- [What you are asked to do]
Write out the records below word for word, please.

- [Data items]
● ● ● ● ●
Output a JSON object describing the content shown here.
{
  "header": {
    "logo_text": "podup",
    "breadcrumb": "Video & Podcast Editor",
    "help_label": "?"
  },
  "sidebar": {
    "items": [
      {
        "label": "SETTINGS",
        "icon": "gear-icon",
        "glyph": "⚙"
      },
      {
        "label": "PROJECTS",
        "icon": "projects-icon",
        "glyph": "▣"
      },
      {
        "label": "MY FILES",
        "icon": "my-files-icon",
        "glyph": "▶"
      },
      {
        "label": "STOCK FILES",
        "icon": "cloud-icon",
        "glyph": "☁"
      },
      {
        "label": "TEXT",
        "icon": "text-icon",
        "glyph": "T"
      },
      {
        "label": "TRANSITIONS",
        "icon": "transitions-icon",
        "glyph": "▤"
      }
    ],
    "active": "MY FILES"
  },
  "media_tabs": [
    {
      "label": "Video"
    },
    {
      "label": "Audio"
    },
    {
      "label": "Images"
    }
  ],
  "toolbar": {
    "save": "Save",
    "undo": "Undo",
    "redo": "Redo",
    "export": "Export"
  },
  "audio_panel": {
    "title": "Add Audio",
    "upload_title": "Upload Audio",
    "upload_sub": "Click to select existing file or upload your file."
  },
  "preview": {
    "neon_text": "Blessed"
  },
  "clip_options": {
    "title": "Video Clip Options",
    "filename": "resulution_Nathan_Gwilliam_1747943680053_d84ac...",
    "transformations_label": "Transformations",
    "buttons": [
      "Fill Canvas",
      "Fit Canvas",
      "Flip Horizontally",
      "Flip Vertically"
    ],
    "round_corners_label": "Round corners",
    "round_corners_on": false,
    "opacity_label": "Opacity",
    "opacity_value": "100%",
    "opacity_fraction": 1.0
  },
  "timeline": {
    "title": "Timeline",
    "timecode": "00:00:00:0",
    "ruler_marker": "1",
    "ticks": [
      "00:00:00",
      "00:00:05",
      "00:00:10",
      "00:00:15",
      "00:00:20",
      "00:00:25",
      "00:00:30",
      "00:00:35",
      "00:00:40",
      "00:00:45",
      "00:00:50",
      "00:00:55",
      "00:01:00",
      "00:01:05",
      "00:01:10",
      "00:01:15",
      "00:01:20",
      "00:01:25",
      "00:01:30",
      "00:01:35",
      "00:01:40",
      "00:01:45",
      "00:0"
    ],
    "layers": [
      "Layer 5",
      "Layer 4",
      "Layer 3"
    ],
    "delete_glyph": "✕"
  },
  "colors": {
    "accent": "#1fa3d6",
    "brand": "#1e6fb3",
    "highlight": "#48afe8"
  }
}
● ● ● ● ●
- [Exercise response]
Output a JSON object describing the content shown here.
{
  "header": {
    "logo_text": "podup",
    "breadcrumb": "Video & Podcast Editor",
    "help_label": "?"
  },
  "sidebar": {
    "items": [
      {
        "label": "SETTINGS",
        "icon": "gear-icon",
        "glyph": "⚙"
      },
      {
        "label": "PROJECTS",
        "icon": "projects-icon",
        "glyph": "▣"
      },
      {
        "label": "MY FILES",
        "icon": "my-files-icon",
        "glyph": "▶"
      },
      {
        "label": "STOCK FILES",
        "icon": "cloud-icon",
        "glyph": "☁"
      },
      {
        "label": "TEXT",
        "icon": "text-icon",
        "glyph": "T"
      },
      {
        "label": "TRANSITIONS",
        "icon": "transitions-icon",
        "glyph": "▤"
      }
    ],
    "active": "MY FILES"
  },
  "media_tabs": [
    {
      "label": "Video"
    },
    {
      "label": "Audio"
    },
    {
      "label": "Images"
    }
  ],
  "toolbar": {
    "save": "Save",
    "undo": "Undo",
    "redo": "Redo",
    "export": "Export"
  },
  "audio_panel": {
    "title": "Add Audio",
    "upload_title": "Upload Audio",
    "upload_sub": "Click to select existing file or upload your file."
  },
  "preview": {
    "neon_text": "Blessed"
  },
  "clip_options": {
    "title": "Video Clip Options",
    "filename": "resulution_Nathan_Gwilliam_1747943680053_d84ac...",
    "transformations_label": "Transformations",
    "buttons": [
      "Fill Canvas",
      "Fit Canvas",
      "Flip Horizontally",
      "Flip Vertically"
    ],
    "round_corners_label": "Round corners",
    "round_corners_on": false,
    "opacity_label": "Opacity",
    "opacity_value": "100%",
    "opacity_fraction": 1.0
  },
  "timeline": {
    "title": "Timeline",
    "timecode": "00:00:00:0",
    "ruler_marker": "1",
    "ticks": [
      "00:00:00",
      "00:00:05",
      "00:00:10",
      "00:00:15",
      "00:00:20",
      "00:00:25",
      "00:00:30",
      "00:00:35",
      "00:00:40",
      "00:00:45",
      "00:00:50",
      "00:00:55",
      "00:01:00",
      "00:01:05",
      "00:01:10",
      "00:01:15",
      "00:01:20",
      "00:01:25",
      "00:01:30",
      "00:01:35",
      "00:01:40",
      "00:01:45",
      "00:0"
    ],
    "layers": [
      "Layer 5",
      "Layer 4",
      "Layer 3"
    ],
    "delete_glyph": "✕"
  },
  "colors": {
    "accent": "#1fa3d6",
    "brand": "#1e6fb3",
    "highlight": "#48afe8"
  }
}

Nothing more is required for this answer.